╭─ Entries provided
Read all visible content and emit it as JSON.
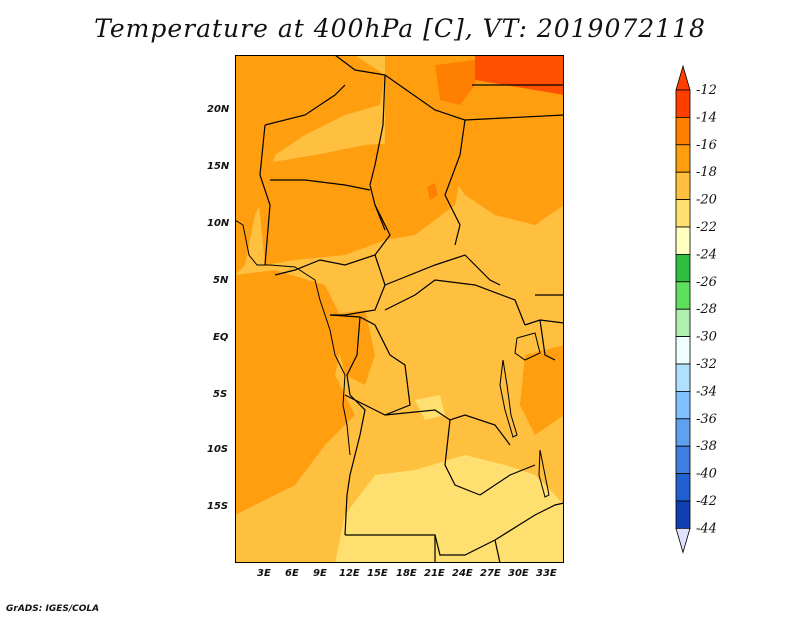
{
  "title": "Temperature at 400hPa [C], VT: 2019072118",
  "credit": "GrADS: IGES/COLA",
  "map": {
    "variable": "Temperature at 400hPa",
    "units": "C",
    "valid_time": "2019072118",
    "lat_ticks": [
      "20N",
      "15N",
      "10N",
      "5N",
      "EQ",
      "5S",
      "10S",
      "15S"
    ],
    "lon_ticks": [
      "3E",
      "6E",
      "9E",
      "12E",
      "15E",
      "18E",
      "21E",
      "24E",
      "27E",
      "30E",
      "33E"
    ]
  },
  "legend": {
    "levels": [
      "-12",
      "-14",
      "-16",
      "-18",
      "-20",
      "-22",
      "-24",
      "-26",
      "-28",
      "-30",
      "-32",
      "-34",
      "-36",
      "-38",
      "-40",
      "-42",
      "-44"
    ],
    "colors": [
      "#ff3f00",
      "#ff7f00",
      "#ff9f10",
      "#ffbf3f",
      "#ffdf70",
      "#ffffbf",
      "#2fbf3f",
      "#5fdf5f",
      "#afefaf",
      "#efffff",
      "#afe0ff",
      "#7fc0ff",
      "#5fa0ef",
      "#3f7fdf",
      "#2060cf",
      "#1040af",
      "#08147f"
    ],
    "top_arrow_color": "#ff3f00",
    "bottom_arrow_color": "#e0e0ff"
  },
  "palette": {
    "very_warm": "#ff7f00",
    "warm": "#ff9f10",
    "moderate": "#ffbf3f",
    "mild": "#ffdf70",
    "hot": "#ff5000"
  }
}
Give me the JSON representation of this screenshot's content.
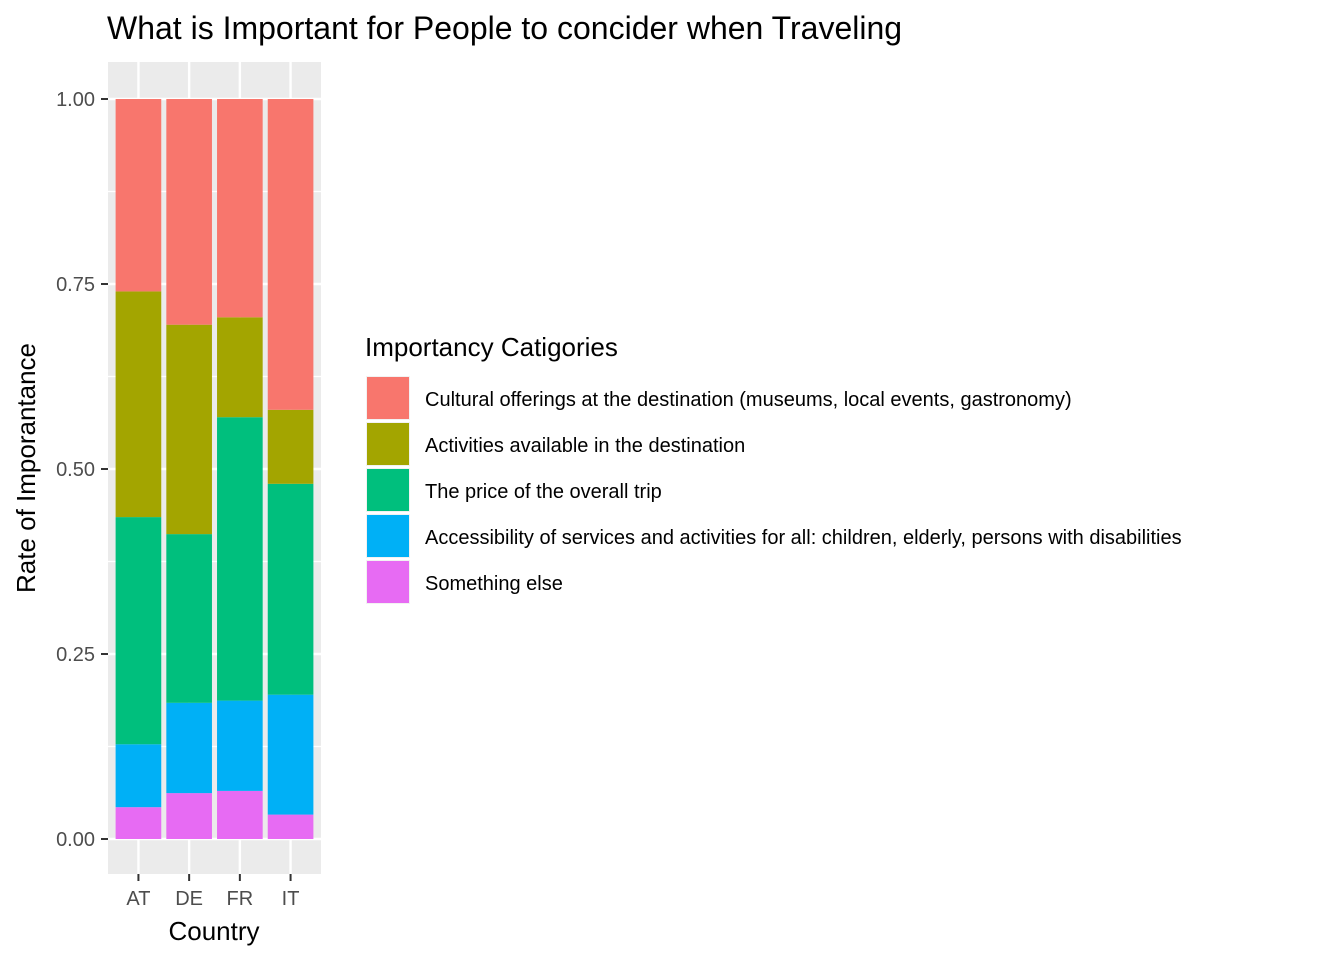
{
  "chart_data": {
    "type": "bar",
    "stacked": true,
    "title": "What is Important for People to concider when Traveling",
    "xlabel": "Country",
    "ylabel": "Rate of Imporantance",
    "categories": [
      "AT",
      "DE",
      "FR",
      "IT"
    ],
    "ylim": [
      0,
      1
    ],
    "yticks": [
      "0.00",
      "0.25",
      "0.50",
      "0.75",
      "1.00"
    ],
    "grid": true,
    "legend": {
      "title": "Importancy Catigories",
      "placement": "right"
    },
    "series": [
      {
        "name": "Cultural offerings at the destination (museums, local events, gastronomy)",
        "color": "#F8766D",
        "values": [
          0.26,
          0.305,
          0.295,
          0.42
        ]
      },
      {
        "name": "Activities available in the destination",
        "color": "#A3A500",
        "values": [
          0.305,
          0.283,
          0.135,
          0.1
        ]
      },
      {
        "name": "The price of the overall trip",
        "color": "#00BF7D",
        "values": [
          0.307,
          0.228,
          0.383,
          0.285
        ]
      },
      {
        "name": "Accessibility of services and activities for all: children, elderly, persons with disabilities",
        "color": "#00B0F6",
        "values": [
          0.085,
          0.122,
          0.122,
          0.162
        ]
      },
      {
        "name": "Something else",
        "color": "#E76BF3",
        "values": [
          0.043,
          0.062,
          0.065,
          0.033
        ]
      }
    ]
  }
}
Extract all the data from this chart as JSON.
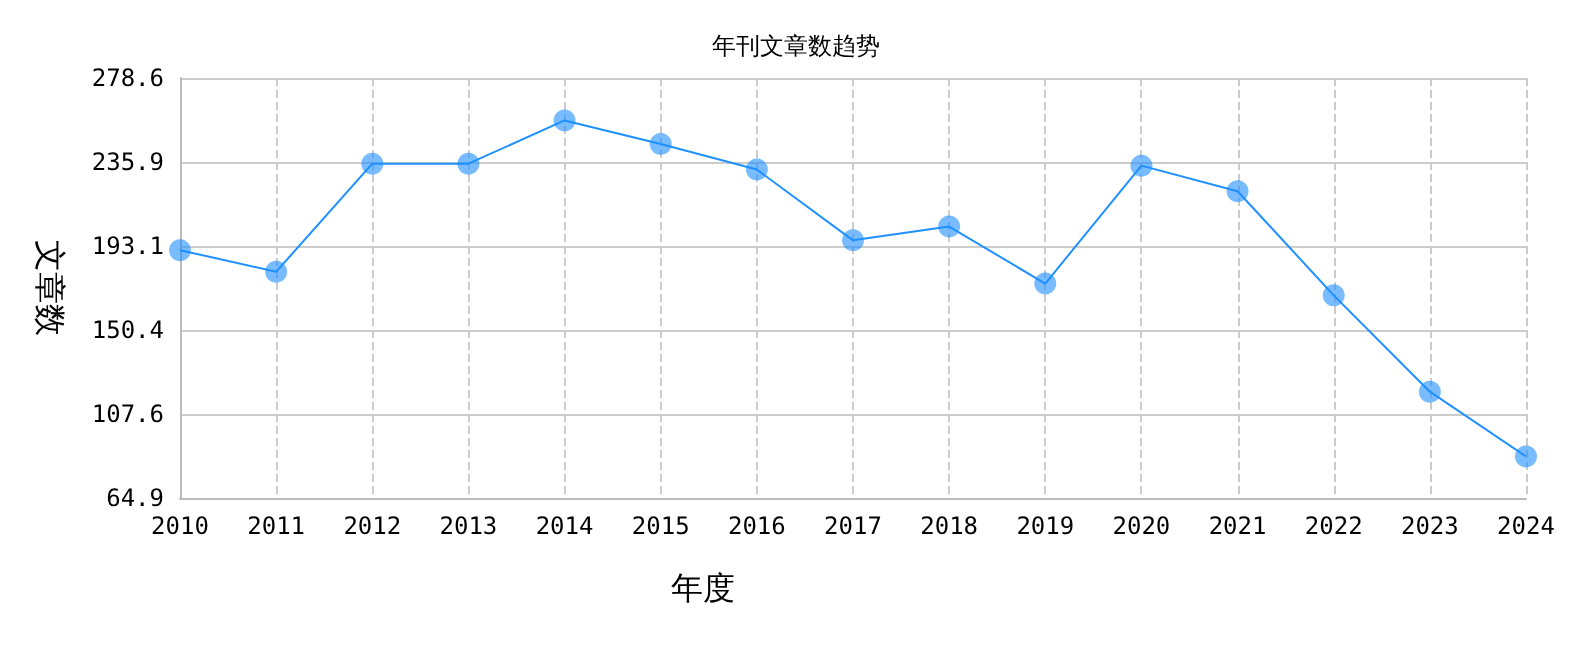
{
  "chart_data": {
    "type": "line",
    "title": "年刊文章数趋势",
    "xlabel": "年度",
    "ylabel": "文章数",
    "categories": [
      "2010",
      "2011",
      "2012",
      "2013",
      "2014",
      "2015",
      "2016",
      "2017",
      "2018",
      "2019",
      "2020",
      "2021",
      "2022",
      "2023",
      "2024"
    ],
    "series": [
      {
        "color": "#1e90ff",
        "values": [
          191,
          180,
          235,
          235,
          257,
          245,
          232,
          196,
          203,
          174,
          234,
          221,
          168,
          119,
          86
        ]
      }
    ],
    "ylim": [
      64.9,
      278.6
    ],
    "yticks": [
      64.9,
      107.6,
      150.4,
      193.1,
      235.9,
      278.6
    ],
    "grid": true,
    "marker": "circle",
    "line_style": "solid"
  }
}
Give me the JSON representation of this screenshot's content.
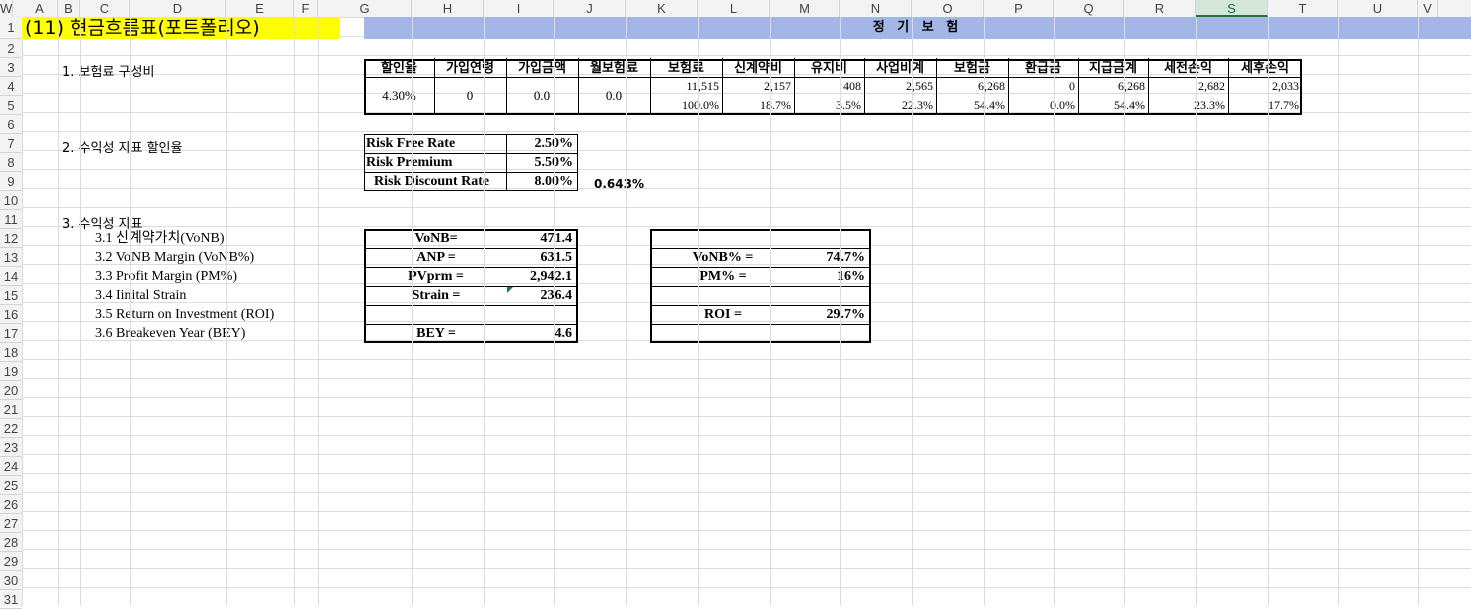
╰─
Exercise task:
Your task is to repeat the data above exactly while excluding the pictures.

Written answer:
Read all visible content and emit it as JSON.
{
  "title": "Temperature at 400hPa [C], VT: 2019072118",
  "credit": "GrADS: IGES/COLA",
  "map": {
    "variable": "Temperature at 400hPa",
    "units": "C",
    "valid_time": "2019072118",
    "lat_ticks": [
      "20N",
      "15N",
      "10N",
      "5N",
      "EQ",
      "5S",
      "10S",
      "15S"
    ],
    "lon_ticks": [
      "3E",
      "6E",
      "9E",
      "12E",
      "15E",
      "18E",
      "21E",
      "24E",
      "27E",
      "30E",
      "33E"
    ]
  },
  "legend": {
    "levels": [
      "-12",
      "-14",
      "-16",
      "-18",
      "-20",
      "-22",
      "-24",
      "-26",
      "-28",
      "-30",
      "-32",
      "-34",
      "-36",
      "-38",
      "-40",
      "-42",
      "-44"
    ],
    "colors": [
      "#ff3f00",
      "#ff7f00",
      "#ff9f10",
      "#ffbf3f",
      "#ffdf70",
      "#ffffbf",
      "#2fbf3f",
      "#5fdf5f",
      "#afefaf",
      "#efffff",
      "#afe0ff",
      "#7fc0ff",
      "#5fa0ef",
      "#3f7fdf",
      "#2060cf",
      "#1040af",
      "#08147f"
    ],
    "top_arrow_color": "#ff3f00",
    "bottom_arrow_color": "#e0e0ff"
  },
  "palette": {
    "very_warm": "#ff7f00",
    "warm": "#ff9f10",
    "moderate": "#ffbf3f",
    "mild": "#ffdf70",
    "hot": "#ff5000"
  }
}
Give me the JSON representation of this screenshot's content.
{
  "chart_data": {
    "type": "bar",
    "stacked": true,
    "title": "What is Important for People to concider when Traveling",
    "xlabel": "Country",
    "ylabel": "Rate of Imporantance",
    "categories": [
      "AT",
      "DE",
      "FR",
      "IT"
    ],
    "ylim": [
      0,
      1
    ],
    "yticks": [
      "0.00",
      "0.25",
      "0.50",
      "0.75",
      "1.00"
    ],
    "grid": true,
    "legend": {
      "title": "Importancy Catigories",
      "placement": "right"
    },
    "series": [
      {
        "name": "Cultural offerings at the destination (museums, local events, gastronomy)",
        "color": "#F8766D",
        "values": [
          0.26,
          0.305,
          0.295,
          0.42
        ]
      },
      {
        "name": "Activities available in the destination",
        "color": "#A3A500",
        "values": [
          0.305,
          0.283,
          0.135,
          0.1
        ]
      },
      {
        "name": "The price of the overall trip",
        "color": "#00BF7D",
        "values": [
          0.307,
          0.228,
          0.383,
          0.285
        ]
      },
      {
        "name": "Accessibility of services and activities for all: children, elderly, persons with disabilities",
        "color": "#00B0F6",
        "values": [
          0.085,
          0.122,
          0.122,
          0.162
        ]
      },
      {
        "name": "Something else",
        "color": "#E76BF3",
        "values": [
          0.043,
          0.062,
          0.065,
          0.033
        ]
      }
    ]
  }
}
Extract all the data from this chart as JSON.
{
  "chart_data": {
    "type": "line",
    "title": "年刊文章数趋势",
    "xlabel": "年度",
    "ylabel": "文章数",
    "categories": [
      "2010",
      "2011",
      "2012",
      "2013",
      "2014",
      "2015",
      "2016",
      "2017",
      "2018",
      "2019",
      "2020",
      "2021",
      "2022",
      "2023",
      "2024"
    ],
    "series": [
      {
        "color": "#1e90ff",
        "values": [
          191,
          180,
          235,
          235,
          257,
          245,
          232,
          196,
          203,
          174,
          234,
          221,
          168,
          119,
          86
        ]
      }
    ],
    "ylim": [
      64.9,
      278.6
    ],
    "yticks": [
      64.9,
      107.6,
      150.4,
      193.1,
      235.9,
      278.6
    ],
    "grid": true,
    "marker": "circle",
    "line_style": "solid"
  }
}
Give me the JSON representation of this screenshot's content.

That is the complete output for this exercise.